*** Supplied records ***
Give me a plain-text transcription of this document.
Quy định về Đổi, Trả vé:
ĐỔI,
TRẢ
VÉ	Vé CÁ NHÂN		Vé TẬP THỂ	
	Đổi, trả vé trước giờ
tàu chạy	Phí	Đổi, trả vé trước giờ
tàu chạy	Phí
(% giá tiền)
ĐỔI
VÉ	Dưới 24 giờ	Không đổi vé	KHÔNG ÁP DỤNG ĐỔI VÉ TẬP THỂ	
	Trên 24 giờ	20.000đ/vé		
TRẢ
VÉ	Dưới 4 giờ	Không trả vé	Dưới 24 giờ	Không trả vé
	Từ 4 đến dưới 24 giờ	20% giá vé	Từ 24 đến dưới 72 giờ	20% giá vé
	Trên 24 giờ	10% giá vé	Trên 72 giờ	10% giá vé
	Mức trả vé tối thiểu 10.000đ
***
Where a line in the material above holds "trước", copy that line.

	Đổi, trả vé trước giờ
tàu chạy	Phí	Đổi, trả vé trước giờ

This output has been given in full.